__TASK BRIEF__. Note each line where "affirmative" appears, and copy it.

__GIVEN INFORMATION__.
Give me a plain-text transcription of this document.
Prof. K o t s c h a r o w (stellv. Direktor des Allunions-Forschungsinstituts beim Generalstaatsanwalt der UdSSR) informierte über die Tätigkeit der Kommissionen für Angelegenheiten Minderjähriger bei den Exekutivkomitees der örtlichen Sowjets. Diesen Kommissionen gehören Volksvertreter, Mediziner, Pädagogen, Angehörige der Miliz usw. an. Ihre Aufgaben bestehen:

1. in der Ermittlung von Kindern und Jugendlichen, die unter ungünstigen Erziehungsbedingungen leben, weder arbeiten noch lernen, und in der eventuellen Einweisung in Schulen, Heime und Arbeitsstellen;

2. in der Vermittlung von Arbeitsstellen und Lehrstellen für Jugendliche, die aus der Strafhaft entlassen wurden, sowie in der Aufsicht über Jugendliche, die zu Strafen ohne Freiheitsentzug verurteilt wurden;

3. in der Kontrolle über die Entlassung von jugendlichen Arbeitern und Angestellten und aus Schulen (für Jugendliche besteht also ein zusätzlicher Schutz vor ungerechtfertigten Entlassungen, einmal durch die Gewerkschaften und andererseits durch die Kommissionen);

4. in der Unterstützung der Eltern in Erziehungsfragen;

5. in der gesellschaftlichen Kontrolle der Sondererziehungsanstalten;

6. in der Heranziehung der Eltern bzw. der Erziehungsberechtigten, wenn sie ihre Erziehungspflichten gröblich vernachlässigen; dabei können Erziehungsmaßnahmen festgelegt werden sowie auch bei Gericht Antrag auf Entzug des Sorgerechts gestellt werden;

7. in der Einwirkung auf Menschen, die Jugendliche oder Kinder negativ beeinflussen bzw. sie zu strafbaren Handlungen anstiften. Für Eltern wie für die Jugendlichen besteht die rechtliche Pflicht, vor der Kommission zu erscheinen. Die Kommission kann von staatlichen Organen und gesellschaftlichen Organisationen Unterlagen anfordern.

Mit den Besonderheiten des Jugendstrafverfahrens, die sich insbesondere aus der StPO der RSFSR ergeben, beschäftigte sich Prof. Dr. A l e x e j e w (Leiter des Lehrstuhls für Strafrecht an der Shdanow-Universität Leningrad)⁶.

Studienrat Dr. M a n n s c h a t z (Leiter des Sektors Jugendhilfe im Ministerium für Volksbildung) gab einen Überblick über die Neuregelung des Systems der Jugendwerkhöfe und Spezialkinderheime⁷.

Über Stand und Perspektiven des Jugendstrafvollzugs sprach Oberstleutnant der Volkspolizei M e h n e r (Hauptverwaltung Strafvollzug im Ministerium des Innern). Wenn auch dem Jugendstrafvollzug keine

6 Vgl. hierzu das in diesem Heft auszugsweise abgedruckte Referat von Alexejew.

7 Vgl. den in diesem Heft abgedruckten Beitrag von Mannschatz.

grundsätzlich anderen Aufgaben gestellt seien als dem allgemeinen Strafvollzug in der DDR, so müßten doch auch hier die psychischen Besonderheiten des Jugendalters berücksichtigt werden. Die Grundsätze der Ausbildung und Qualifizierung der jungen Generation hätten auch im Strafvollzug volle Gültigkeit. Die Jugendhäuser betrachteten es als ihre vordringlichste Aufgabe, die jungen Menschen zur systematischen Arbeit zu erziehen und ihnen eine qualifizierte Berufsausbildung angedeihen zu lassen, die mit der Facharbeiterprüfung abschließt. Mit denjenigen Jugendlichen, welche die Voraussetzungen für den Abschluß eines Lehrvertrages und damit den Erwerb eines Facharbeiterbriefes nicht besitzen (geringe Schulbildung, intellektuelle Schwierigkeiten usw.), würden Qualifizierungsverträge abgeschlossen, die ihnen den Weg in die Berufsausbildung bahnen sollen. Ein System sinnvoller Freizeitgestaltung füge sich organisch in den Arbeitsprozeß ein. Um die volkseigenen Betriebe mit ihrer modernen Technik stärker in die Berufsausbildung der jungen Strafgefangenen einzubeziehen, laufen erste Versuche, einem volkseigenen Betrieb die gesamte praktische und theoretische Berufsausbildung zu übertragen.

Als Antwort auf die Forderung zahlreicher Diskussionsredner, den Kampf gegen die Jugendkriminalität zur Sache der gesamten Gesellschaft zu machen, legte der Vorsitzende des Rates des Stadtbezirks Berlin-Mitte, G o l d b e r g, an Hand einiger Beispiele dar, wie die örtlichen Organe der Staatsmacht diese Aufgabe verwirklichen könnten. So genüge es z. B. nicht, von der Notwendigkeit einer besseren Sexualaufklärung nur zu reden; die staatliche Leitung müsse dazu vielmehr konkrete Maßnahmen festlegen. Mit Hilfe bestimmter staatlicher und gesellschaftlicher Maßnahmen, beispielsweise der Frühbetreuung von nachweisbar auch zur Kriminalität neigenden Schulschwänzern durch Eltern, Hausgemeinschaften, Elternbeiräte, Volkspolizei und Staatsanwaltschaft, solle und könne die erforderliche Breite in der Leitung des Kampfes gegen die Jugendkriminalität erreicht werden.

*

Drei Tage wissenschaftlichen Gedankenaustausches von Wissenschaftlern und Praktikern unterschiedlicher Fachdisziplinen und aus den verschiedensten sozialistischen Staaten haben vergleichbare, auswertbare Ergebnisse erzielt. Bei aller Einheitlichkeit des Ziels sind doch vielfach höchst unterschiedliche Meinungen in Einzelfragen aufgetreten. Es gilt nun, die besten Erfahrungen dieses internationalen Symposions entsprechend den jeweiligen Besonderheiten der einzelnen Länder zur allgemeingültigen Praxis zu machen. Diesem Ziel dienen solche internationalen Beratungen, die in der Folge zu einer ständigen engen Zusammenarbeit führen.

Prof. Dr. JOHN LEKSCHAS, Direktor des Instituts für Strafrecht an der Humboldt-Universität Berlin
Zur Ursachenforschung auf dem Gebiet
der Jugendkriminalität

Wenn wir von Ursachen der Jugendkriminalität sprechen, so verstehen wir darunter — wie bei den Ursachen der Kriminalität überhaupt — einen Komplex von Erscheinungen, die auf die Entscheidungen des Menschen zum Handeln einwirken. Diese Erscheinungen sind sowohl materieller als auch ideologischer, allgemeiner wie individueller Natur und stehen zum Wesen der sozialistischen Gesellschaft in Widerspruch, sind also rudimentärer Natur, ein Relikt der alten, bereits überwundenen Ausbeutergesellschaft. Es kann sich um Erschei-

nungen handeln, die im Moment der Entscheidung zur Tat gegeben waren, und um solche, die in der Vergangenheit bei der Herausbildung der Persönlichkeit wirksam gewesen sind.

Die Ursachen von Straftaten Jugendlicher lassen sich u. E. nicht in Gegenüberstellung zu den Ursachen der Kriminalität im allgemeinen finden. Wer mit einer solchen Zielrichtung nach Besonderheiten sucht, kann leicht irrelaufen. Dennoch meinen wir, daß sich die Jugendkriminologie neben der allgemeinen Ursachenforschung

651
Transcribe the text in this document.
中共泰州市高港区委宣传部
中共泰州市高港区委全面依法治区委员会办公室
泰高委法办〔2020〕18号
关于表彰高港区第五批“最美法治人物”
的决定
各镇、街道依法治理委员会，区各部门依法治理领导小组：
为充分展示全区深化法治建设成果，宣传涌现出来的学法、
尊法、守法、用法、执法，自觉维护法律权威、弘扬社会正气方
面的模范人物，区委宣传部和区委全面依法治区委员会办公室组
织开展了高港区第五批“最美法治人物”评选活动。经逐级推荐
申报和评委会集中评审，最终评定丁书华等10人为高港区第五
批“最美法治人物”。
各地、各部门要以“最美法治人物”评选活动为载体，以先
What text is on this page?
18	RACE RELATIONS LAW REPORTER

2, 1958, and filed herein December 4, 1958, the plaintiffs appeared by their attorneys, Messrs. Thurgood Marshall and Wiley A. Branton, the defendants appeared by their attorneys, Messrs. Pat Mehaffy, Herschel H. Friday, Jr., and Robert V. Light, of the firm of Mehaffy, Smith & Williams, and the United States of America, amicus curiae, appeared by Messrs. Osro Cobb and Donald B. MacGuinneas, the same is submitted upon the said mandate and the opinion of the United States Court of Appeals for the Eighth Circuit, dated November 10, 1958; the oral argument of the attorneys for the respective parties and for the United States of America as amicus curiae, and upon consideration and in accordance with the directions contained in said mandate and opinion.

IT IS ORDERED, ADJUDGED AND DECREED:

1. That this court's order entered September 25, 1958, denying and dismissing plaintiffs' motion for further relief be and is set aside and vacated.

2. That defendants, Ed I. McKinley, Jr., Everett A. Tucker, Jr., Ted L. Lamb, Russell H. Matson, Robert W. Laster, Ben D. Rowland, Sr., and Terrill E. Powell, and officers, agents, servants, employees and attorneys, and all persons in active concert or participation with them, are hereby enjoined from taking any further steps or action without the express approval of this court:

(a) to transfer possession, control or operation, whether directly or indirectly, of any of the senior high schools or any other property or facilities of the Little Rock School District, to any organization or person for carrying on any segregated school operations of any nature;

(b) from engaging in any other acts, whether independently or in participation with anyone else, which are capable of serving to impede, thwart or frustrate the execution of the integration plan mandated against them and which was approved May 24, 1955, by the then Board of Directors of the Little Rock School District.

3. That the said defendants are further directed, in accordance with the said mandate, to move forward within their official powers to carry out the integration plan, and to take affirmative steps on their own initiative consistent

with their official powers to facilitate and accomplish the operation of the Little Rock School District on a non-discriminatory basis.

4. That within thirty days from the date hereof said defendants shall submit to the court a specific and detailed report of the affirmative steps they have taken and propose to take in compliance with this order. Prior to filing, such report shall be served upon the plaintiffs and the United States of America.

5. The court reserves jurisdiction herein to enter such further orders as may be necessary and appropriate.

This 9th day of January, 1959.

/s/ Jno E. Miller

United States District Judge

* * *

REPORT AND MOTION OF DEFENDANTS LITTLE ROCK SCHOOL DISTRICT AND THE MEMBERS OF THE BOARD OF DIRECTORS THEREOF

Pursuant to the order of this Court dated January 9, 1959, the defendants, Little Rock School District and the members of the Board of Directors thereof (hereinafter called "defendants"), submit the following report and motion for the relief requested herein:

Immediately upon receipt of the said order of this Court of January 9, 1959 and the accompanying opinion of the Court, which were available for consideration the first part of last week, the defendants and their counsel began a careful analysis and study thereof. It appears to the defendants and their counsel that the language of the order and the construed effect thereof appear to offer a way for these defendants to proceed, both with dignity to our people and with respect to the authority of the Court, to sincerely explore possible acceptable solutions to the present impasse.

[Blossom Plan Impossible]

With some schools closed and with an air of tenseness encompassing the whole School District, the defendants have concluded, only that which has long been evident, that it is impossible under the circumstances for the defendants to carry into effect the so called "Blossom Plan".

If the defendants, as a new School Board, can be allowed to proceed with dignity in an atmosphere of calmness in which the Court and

__CORRECT OUTPUT__.
3. That the said defendants are further directed, in accordance with the said mandate, to move forward within their official powers to carry out the integration plan, and to take affirmative steps on their own initiative consistent
4. That within thirty days from the date hereof said defendants shall submit to the court a specific and detailed report of the affirmative steps they have taken and propose to take in compliance with this order. Prior to filing, such report shall be served upon the plaintiffs and the United States of America.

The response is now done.